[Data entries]
— begin —
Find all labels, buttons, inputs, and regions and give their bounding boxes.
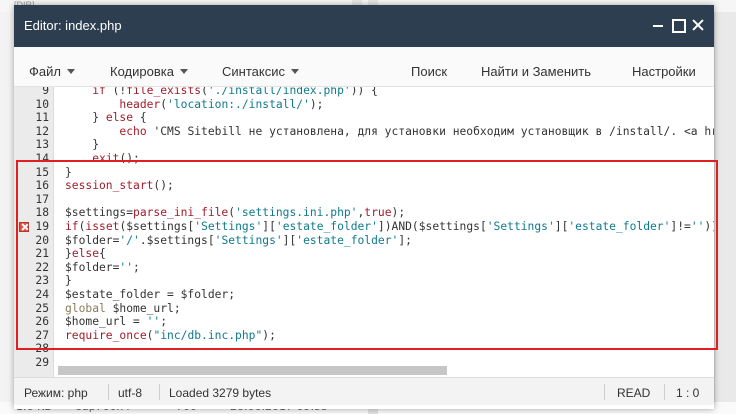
status-divider — [108, 384, 109, 400]
code-text: $folder=''; — [65, 260, 140, 274]
code-text: $home_url = ''; — [65, 315, 168, 329]
chevron-down-icon — [179, 69, 188, 74]
status-divider — [664, 384, 665, 400]
status-access: READ — [617, 386, 651, 400]
code-text: if(isset($settings['Settings']['estate_f… — [65, 220, 714, 233]
code-line: 19 if(isset($settings['Settings']['estate… — [14, 220, 714, 234]
code-line: 27 require_once("inc/db.inc.php"); — [14, 329, 714, 343]
settings-button[interactable]: Настройки — [632, 64, 696, 79]
line-number: 24 — [35, 288, 49, 301]
line-number: 16 — [35, 179, 49, 193]
code-line: 21 }else{ — [14, 247, 714, 261]
editor-menubar: Файл Кодировка Синтаксис Поиск Найти и З… — [14, 47, 714, 87]
line-number: 20 — [35, 233, 49, 247]
line-number: 21 — [35, 247, 49, 261]
close-icon[interactable] — [690, 17, 706, 33]
code-line: 24 $estate_folder = $folder; — [14, 288, 714, 302]
line-number: 10 — [35, 97, 49, 111]
code-line: 9 if (!file_exists('./install/index.php'… — [14, 87, 714, 98]
code-text: $estate_folder = $folder; — [65, 288, 236, 301]
menu-file[interactable]: Файл — [29, 64, 75, 79]
code-text: global $home_url; — [65, 301, 181, 315]
status-bar: Режим: php utf-8 Loaded 3279 bytes READ … — [14, 377, 714, 405]
line-number: 22 — [35, 260, 49, 274]
menu-encoding[interactable]: Кодировка — [110, 64, 188, 79]
code-text: session_start(); — [65, 179, 174, 193]
code-line: 12 echo 'CMS Sitebill не установлена, дл… — [14, 125, 714, 139]
search-button[interactable]: Поиск — [411, 64, 447, 79]
code-line: 16 session_start(); — [14, 179, 714, 193]
code-text: } — [65, 165, 72, 179]
code-line: 23} — [14, 274, 714, 288]
vertical-scrollbar[interactable] — [698, 87, 710, 365]
code-text: require_once("inc/db.inc.php"); — [65, 328, 276, 342]
menu-syntax-label: Синтаксис — [222, 64, 285, 79]
code-line: 18 $settings=parse_ini_file('settings.ini… — [14, 206, 714, 220]
code-line: 14 exit(); — [14, 152, 714, 166]
menu-syntax[interactable]: Синтаксис — [222, 64, 299, 79]
code-line: 10 header('location:./install/'); — [14, 98, 714, 112]
line-number: 13 — [35, 138, 49, 152]
code-editor[interactable]: 9 if (!file_exists('./install/index.php'… — [14, 87, 714, 377]
find-replace-button[interactable]: Найти и Заменить — [481, 64, 591, 79]
code-line: 25 global $home_url; — [14, 302, 714, 316]
background-scrollbar — [714, 12, 736, 414]
window-title: Editor: index.php — [24, 18, 122, 33]
code-text: header('location:./install/'); — [119, 97, 324, 111]
code-text: } else { — [65, 111, 147, 125]
code-line: 22 $folder=''; — [14, 261, 714, 275]
code-line: 15} — [14, 166, 714, 180]
code-line: 26 $home_url = ''; — [14, 315, 714, 329]
horizontal-scrollbar-thumb[interactable] — [58, 366, 447, 375]
line-number: 28 — [35, 342, 49, 356]
code-line: 28 — [14, 342, 714, 356]
error-icon[interactable] — [19, 222, 29, 232]
code-text: exit(); — [92, 152, 140, 165]
code-line: 17 — [14, 193, 714, 207]
line-number: 9 — [42, 87, 49, 97]
line-number: 11 — [35, 111, 49, 125]
line-number: 17 — [35, 192, 49, 206]
status-loaded: Loaded 3279 bytes — [169, 386, 272, 400]
status-divider — [604, 384, 605, 400]
maximize-icon[interactable] — [669, 17, 686, 33]
line-number: 23 — [35, 274, 49, 288]
status-cursor-position: 1 : 0 — [676, 386, 700, 400]
code-text: }else{ — [65, 247, 106, 261]
code-line: 11 } else { — [14, 111, 714, 125]
line-number: 15 — [35, 165, 49, 179]
status-mode: Режим: php — [24, 386, 88, 400]
editor-window: Editor: index.php Файл Кодировка Синтакс… — [14, 5, 714, 409]
window-titlebar[interactable]: Editor: index.php — [14, 5, 714, 47]
code-line: 20 $folder='/'.$settings['Settings']['est… — [14, 234, 714, 248]
line-number: 26 — [35, 315, 49, 329]
code-text: $settings=parse_ini_file('settings.ini.p… — [65, 206, 406, 220]
code-line: 13 } — [14, 138, 714, 152]
line-number: 27 — [35, 328, 49, 342]
line-number: 14 — [35, 152, 49, 165]
chevron-down-icon — [290, 69, 299, 74]
minimize-icon[interactable] — [650, 17, 666, 33]
code-text: if (!file_exists('./install/index.php'))… — [92, 87, 378, 97]
code-text: } — [65, 274, 72, 288]
status-divider — [159, 384, 160, 400]
line-number: 25 — [35, 301, 49, 315]
code-text: $folder='/'.$settings['Settings']['estat… — [65, 233, 412, 247]
menu-file-label: Файл — [29, 64, 61, 79]
status-encoding: utf-8 — [118, 386, 143, 400]
code-text: } — [65, 138, 100, 152]
menu-encoding-label: Кодировка — [110, 64, 174, 79]
code-text: echo 'CMS Sitebill не установлена, для у… — [119, 124, 714, 138]
line-number: 29 — [35, 356, 49, 369]
line-number: 18 — [35, 206, 49, 220]
chevron-down-icon — [66, 69, 75, 74]
line-number: 12 — [35, 124, 49, 138]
— end —
EXERCISE AIM: Copy the lines from the records above verbatim, starting at the line that contains "status-divider — [108, 384, 109, 400]" and stopping after the line that contains "menu-encoding[interactable]: Кодировка —".

COMPLETE RESPONSE:
status-divider — [108, 384, 109, 400]
code-text: $folder=''; — [65, 260, 140, 274]
code-text: $home_url = ''; — [65, 315, 168, 329]
chevron-down-icon — [179, 69, 188, 74]
status-divider — [664, 384, 665, 400]
status-access: READ — [617, 386, 651, 400]
code-text: if(isset($settings['Settings']['estate_f… — [65, 220, 714, 233]
code-line: 19 if(isset($settings['Settings']['estate… — [14, 220, 714, 234]
code-line: 27 require_once("inc/db.inc.php"); — [14, 329, 714, 343]
settings-button[interactable]: Настройки — [632, 64, 696, 79]
line-number: 24 — [35, 288, 49, 301]
line-number: 16 — [35, 179, 49, 193]
code-line: 21 }else{ — [14, 247, 714, 261]
editor-menubar: Файл Кодировка Синтаксис Поиск Найти и З… — [14, 47, 714, 87]
line-number: 20 — [35, 233, 49, 247]
line-number: 21 — [35, 247, 49, 261]
close-icon[interactable] — [690, 17, 706, 33]
code-line: 24 $estate_folder = $folder; — [14, 288, 714, 302]
line-number: 10 — [35, 97, 49, 111]
code-line: 9 if (!file_exists('./install/index.php'… — [14, 87, 714, 98]
code-text: $estate_folder = $folder; — [65, 288, 236, 301]
menu-file[interactable]: Файл — [29, 64, 75, 79]
code-text: global $home_url; — [65, 301, 181, 315]
status-bar: Режим: php utf-8 Loaded 3279 bytes READ … — [14, 377, 714, 405]
line-number: 22 — [35, 260, 49, 274]
menu-encoding[interactable]: Кодировка — [110, 64, 188, 79]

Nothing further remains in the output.